# Given task
Repeat, line for line, the entries printed below.

--- START Supplied entries ---

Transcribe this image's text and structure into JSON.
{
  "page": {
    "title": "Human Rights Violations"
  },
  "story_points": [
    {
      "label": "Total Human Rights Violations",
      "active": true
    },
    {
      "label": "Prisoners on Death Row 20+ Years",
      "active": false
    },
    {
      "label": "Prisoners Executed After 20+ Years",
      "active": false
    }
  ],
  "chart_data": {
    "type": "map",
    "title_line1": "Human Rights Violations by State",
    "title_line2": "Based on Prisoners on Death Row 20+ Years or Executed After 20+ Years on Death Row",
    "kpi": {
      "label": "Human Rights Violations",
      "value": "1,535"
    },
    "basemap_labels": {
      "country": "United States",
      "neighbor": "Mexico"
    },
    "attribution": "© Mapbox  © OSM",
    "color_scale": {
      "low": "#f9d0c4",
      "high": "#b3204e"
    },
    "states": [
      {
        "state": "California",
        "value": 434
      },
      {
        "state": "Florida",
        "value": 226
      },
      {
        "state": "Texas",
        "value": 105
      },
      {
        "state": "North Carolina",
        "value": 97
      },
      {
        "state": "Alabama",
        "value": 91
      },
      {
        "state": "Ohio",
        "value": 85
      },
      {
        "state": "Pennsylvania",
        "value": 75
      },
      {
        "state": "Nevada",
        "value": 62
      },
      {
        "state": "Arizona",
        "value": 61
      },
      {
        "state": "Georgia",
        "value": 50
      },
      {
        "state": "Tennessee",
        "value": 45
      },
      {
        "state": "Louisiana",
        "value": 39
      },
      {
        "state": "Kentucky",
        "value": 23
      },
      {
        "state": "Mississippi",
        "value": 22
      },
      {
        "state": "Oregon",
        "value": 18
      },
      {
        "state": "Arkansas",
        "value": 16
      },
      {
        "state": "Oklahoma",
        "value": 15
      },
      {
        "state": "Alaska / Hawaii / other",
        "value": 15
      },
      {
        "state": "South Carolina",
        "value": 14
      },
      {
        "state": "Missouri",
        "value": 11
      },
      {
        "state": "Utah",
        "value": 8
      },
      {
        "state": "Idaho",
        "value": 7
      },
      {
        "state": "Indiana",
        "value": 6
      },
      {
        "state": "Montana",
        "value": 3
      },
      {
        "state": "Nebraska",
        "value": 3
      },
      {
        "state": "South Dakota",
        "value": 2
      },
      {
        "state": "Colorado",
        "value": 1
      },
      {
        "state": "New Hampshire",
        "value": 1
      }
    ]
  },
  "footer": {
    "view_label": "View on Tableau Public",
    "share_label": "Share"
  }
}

--- END Supplied entries ---

# Reply
Transcribe this image's text and structure into JSON.
{
  "page": {
    "title": "Human Rights Violations"
  },
  "story_points": [
    {
      "label": "Total Human Rights Violations",
      "active": true
    },
    {
      "label": "Prisoners on Death Row 20+ Years",
      "active": false
    },
    {
      "label": "Prisoners Executed After 20+ Years",
      "active": false
    }
  ],
  "chart_data": {
    "type": "map",
    "title_line1": "Human Rights Violations by State",
    "title_line2": "Based on Prisoners on Death Row 20+ Years or Executed After 20+ Years on Death Row",
    "kpi": {
      "label": "Human Rights Violations",
      "value": "1,535"
    },
    "basemap_labels": {
      "country": "United States",
      "neighbor": "Mexico"
    },
    "attribution": "© Mapbox  © OSM",
    "color_scale": {
      "low": "#f9d0c4",
      "high": "#b3204e"
    },
    "states": [
      {
        "state": "California",
        "value": 434
      },
      {
        "state": "Florida",
        "value": 226
      },
      {
        "state": "Texas",
        "value": 105
      },
      {
        "state": "North Carolina",
        "value": 97
      },
      {
        "state": "Alabama",
        "value": 91
      },
      {
        "state": "Ohio",
        "value": 85
      },
      {
        "state": "Pennsylvania",
        "value": 75
      },
      {
        "state": "Nevada",
        "value": 62
      },
      {
        "state": "Arizona",
        "value": 61
      },
      {
        "state": "Georgia",
        "value": 50
      },
      {
        "state": "Tennessee",
        "value": 45
      },
      {
        "state": "Louisiana",
        "value": 39
      },
      {
        "state": "Kentucky",
        "value": 23
      },
      {
        "state": "Mississippi",
        "value": 22
      },
      {
        "state": "Oregon",
        "value": 18
      },
      {
        "state": "Arkansas",
        "value": 16
      },
      {
        "state": "Oklahoma",
        "value": 15
      },
      {
        "state": "Alaska / Hawaii / other",
        "value": 15
      },
      {
        "state": "South Carolina",
        "value": 14
      },
      {
        "state": "Missouri",
        "value": 11
      },
      {
        "state": "Utah",
        "value": 8
      },
      {
        "state": "Idaho",
        "value": 7
      },
      {
        "state": "Indiana",
        "value": 6
      },
      {
        "state": "Montana",
        "value": 3
      },
      {
        "state": "Nebraska",
        "value": 3
      },
      {
        "state": "South Dakota",
        "value": 2
      },
      {
        "state": "Colorado",
        "value": 1
      },
      {
        "state": "New Hampshire",
        "value": 1
      }
    ]
  },
  "footer": {
    "view_label": "View on Tableau Public",
    "share_label": "Share"
  }
}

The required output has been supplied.